Requirement:
Leave the pictures out and transcribe every record exactly.

Data in this exercise:
┌──
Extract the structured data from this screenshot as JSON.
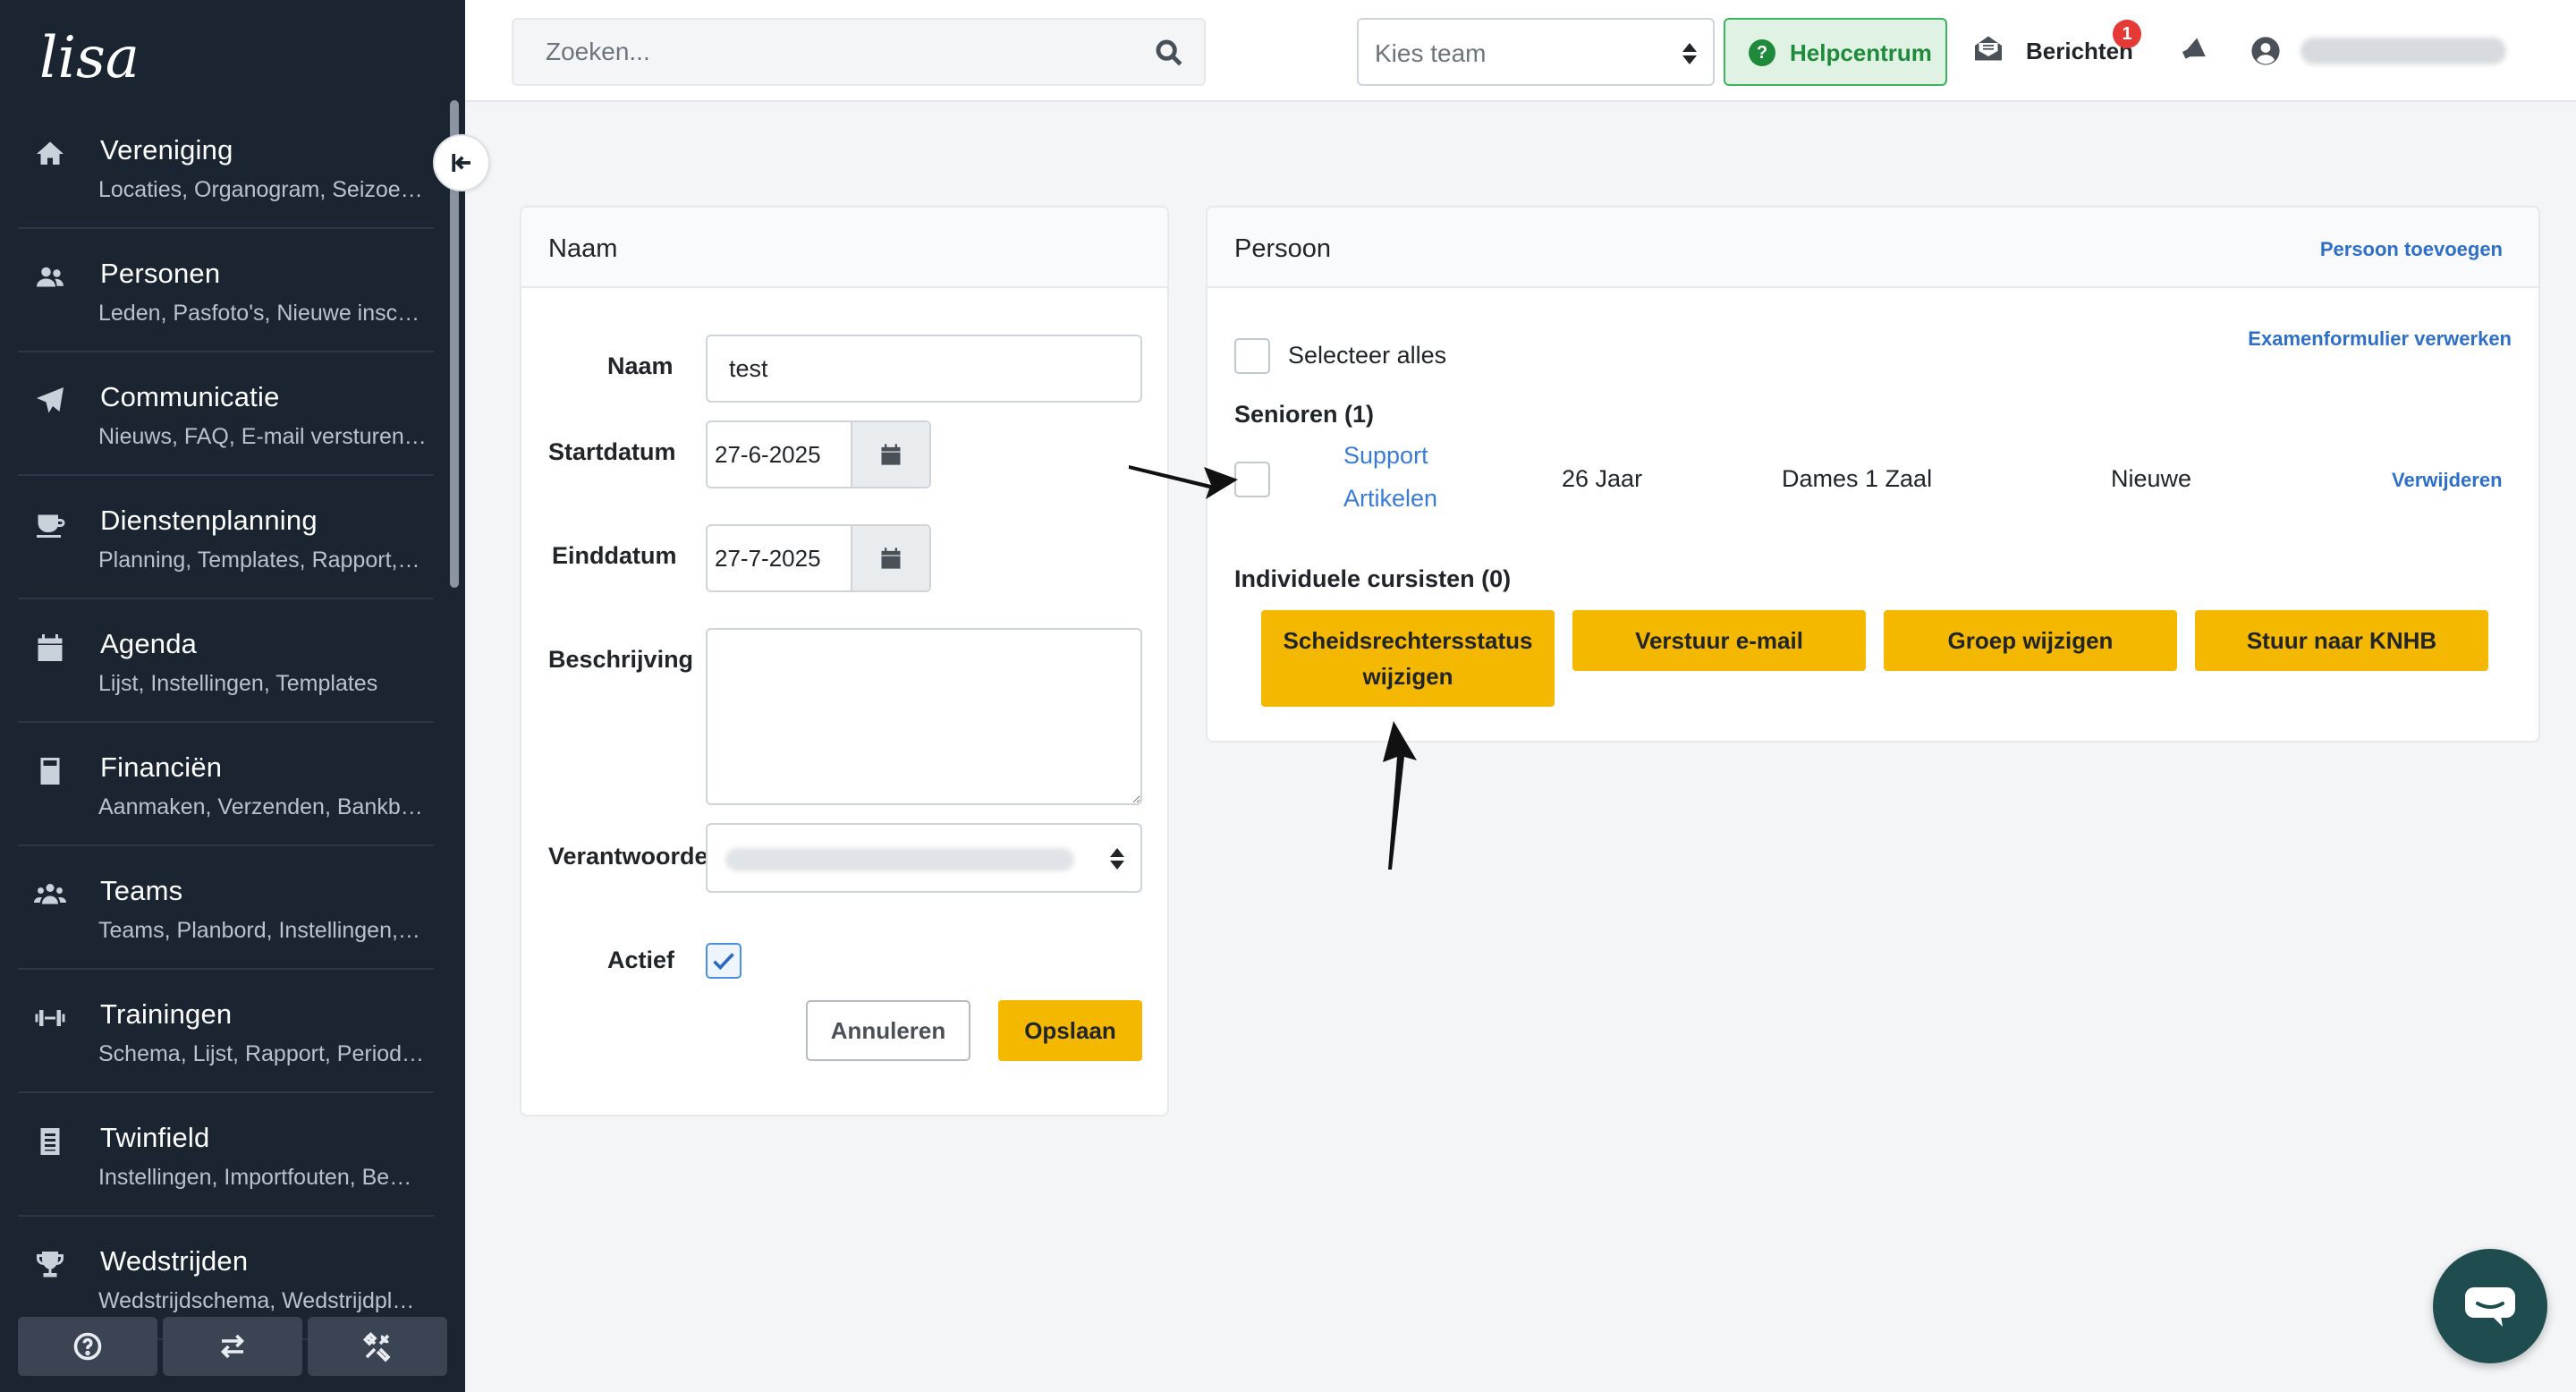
{
  "sidebar": {
    "logo": "lisa",
    "items": [
      {
        "title": "Vereniging",
        "sub": "Locaties, Organogram, Seizoe…",
        "icon": "home-icon"
      },
      {
        "title": "Personen",
        "sub": "Leden, Pasfoto's, Nieuwe insc…",
        "icon": "users-icon"
      },
      {
        "title": "Communicatie",
        "sub": "Nieuws, FAQ, E-mail versturen…",
        "icon": "paper-plane-icon"
      },
      {
        "title": "Dienstenplanning",
        "sub": "Planning, Templates, Rapport,…",
        "icon": "coffee-cup-icon"
      },
      {
        "title": "Agenda",
        "sub": "Lijst, Instellingen, Templates",
        "icon": "calendar-icon"
      },
      {
        "title": "Financiën",
        "sub": "Aanmaken, Verzenden, Bankb…",
        "icon": "calculator-icon"
      },
      {
        "title": "Teams",
        "sub": "Teams, Planbord, Instellingen,…",
        "icon": "team-icon"
      },
      {
        "title": "Trainingen",
        "sub": "Schema, Lijst, Rapport, Period…",
        "icon": "dumbbell-icon"
      },
      {
        "title": "Twinfield",
        "sub": "Instellingen, Importfouten, Be…",
        "icon": "document-icon"
      },
      {
        "title": "Wedstrijden",
        "sub": "Wedstrijdschema, Wedstrijdpl…",
        "icon": "trophy-icon"
      }
    ]
  },
  "topbar": {
    "search_placeholder": "Zoeken...",
    "team_select": "Kies team",
    "help_label": "Helpcentrum",
    "messages_label": "Berichten",
    "messages_badge": "1"
  },
  "naam_card": {
    "title": "Naam",
    "naam_label": "Naam",
    "naam_value": "test",
    "start_label": "Startdatum",
    "start_value": "27-6-2025",
    "end_label": "Einddatum",
    "end_value": "27-7-2025",
    "desc_label": "Beschrijving",
    "resp_label": "Verantwoordel",
    "active_label": "Actief",
    "cancel_label": "Annuleren",
    "save_label": "Opslaan"
  },
  "persoon_card": {
    "title": "Persoon",
    "add_person": "Persoon toevoegen",
    "select_all": "Selecteer alles",
    "exam_link": "Examenformulier verwerken",
    "group_seniors": "Senioren (1)",
    "person": {
      "name_line1": "Support",
      "name_line2": "Artikelen",
      "age": "26 Jaar",
      "team": "Dames 1 Zaal",
      "status": "Nieuwe",
      "remove": "Verwijderen"
    },
    "group_individual": "Individuele cursisten (0)",
    "actions": [
      "Scheidsrechtersstatus wijzigen",
      "Verstuur e-mail",
      "Groep wijzigen",
      "Stuur naar KNHB"
    ]
  },
  "colors": {
    "sidebar_bg": "#1b2532",
    "accent_yellow": "#f5b800",
    "link_blue": "#2f6fc7",
    "help_green": "#1f8a3b",
    "chat_bg": "#1f4d4f"
  }
}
└──
Answer to this problem:
Extract the structured data from this screenshot as JSON.
{
  "sidebar": {
    "logo": "lisa",
    "items": [
      {
        "title": "Vereniging",
        "sub": "Locaties, Organogram, Seizoe…",
        "icon": "home-icon"
      },
      {
        "title": "Personen",
        "sub": "Leden, Pasfoto's, Nieuwe insc…",
        "icon": "users-icon"
      },
      {
        "title": "Communicatie",
        "sub": "Nieuws, FAQ, E-mail versturen…",
        "icon": "paper-plane-icon"
      },
      {
        "title": "Dienstenplanning",
        "sub": "Planning, Templates, Rapport,…",
        "icon": "coffee-cup-icon"
      },
      {
        "title": "Agenda",
        "sub": "Lijst, Instellingen, Templates",
        "icon": "calendar-icon"
      },
      {
        "title": "Financiën",
        "sub": "Aanmaken, Verzenden, Bankb…",
        "icon": "calculator-icon"
      },
      {
        "title": "Teams",
        "sub": "Teams, Planbord, Instellingen,…",
        "icon": "team-icon"
      },
      {
        "title": "Trainingen",
        "sub": "Schema, Lijst, Rapport, Period…",
        "icon": "dumbbell-icon"
      },
      {
        "title": "Twinfield",
        "sub": "Instellingen, Importfouten, Be…",
        "icon": "document-icon"
      },
      {
        "title": "Wedstrijden",
        "sub": "Wedstrijdschema, Wedstrijdpl…",
        "icon": "trophy-icon"
      }
    ]
  },
  "topbar": {
    "search_placeholder": "Zoeken...",
    "team_select": "Kies team",
    "help_label": "Helpcentrum",
    "messages_label": "Berichten",
    "messages_badge": "1"
  },
  "naam_card": {
    "title": "Naam",
    "naam_label": "Naam",
    "naam_value": "test",
    "start_label": "Startdatum",
    "start_value": "27-6-2025",
    "end_label": "Einddatum",
    "end_value": "27-7-2025",
    "desc_label": "Beschrijving",
    "resp_label": "Verantwoordel",
    "active_label": "Actief",
    "cancel_label": "Annuleren",
    "save_label": "Opslaan"
  },
  "persoon_card": {
    "title": "Persoon",
    "add_person": "Persoon toevoegen",
    "select_all": "Selecteer alles",
    "exam_link": "Examenformulier verwerken",
    "group_seniors": "Senioren (1)",
    "person": {
      "name_line1": "Support",
      "name_line2": "Artikelen",
      "age": "26 Jaar",
      "team": "Dames 1 Zaal",
      "status": "Nieuwe",
      "remove": "Verwijderen"
    },
    "group_individual": "Individuele cursisten (0)",
    "actions": [
      "Scheidsrechtersstatus wijzigen",
      "Verstuur e-mail",
      "Groep wijzigen",
      "Stuur naar KNHB"
    ]
  },
  "colors": {
    "sidebar_bg": "#1b2532",
    "accent_yellow": "#f5b800",
    "link_blue": "#2f6fc7",
    "help_green": "#1f8a3b",
    "chat_bg": "#1f4d4f"
  }
}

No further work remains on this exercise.